** BEGIN RECORDS SHOWN **
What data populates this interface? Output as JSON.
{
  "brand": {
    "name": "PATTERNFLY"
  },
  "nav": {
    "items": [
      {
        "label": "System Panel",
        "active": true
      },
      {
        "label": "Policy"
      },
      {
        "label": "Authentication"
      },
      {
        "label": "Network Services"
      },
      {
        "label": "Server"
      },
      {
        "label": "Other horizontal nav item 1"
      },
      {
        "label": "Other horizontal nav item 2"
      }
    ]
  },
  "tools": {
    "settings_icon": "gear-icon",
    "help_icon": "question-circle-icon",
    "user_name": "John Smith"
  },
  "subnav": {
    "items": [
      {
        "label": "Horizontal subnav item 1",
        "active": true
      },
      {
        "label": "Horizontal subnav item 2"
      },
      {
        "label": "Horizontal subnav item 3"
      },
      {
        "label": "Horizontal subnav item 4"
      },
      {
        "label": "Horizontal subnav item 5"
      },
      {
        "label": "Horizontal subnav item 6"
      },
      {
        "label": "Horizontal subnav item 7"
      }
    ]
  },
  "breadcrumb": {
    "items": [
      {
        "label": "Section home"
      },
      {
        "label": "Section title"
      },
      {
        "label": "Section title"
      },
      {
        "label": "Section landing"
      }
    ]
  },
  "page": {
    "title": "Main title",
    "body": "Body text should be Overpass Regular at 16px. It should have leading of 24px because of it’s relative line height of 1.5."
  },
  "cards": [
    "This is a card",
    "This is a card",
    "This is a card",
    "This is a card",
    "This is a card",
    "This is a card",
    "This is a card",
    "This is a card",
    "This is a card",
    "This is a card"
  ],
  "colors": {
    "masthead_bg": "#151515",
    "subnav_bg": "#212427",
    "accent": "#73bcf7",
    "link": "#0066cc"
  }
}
** END RECORDS SHOWN **
Copy every line of the listing where the word "Section" appears.

        "label": "Section home"
        "label": "Section title"
        "label": "Section title"
        "label": "Section landing"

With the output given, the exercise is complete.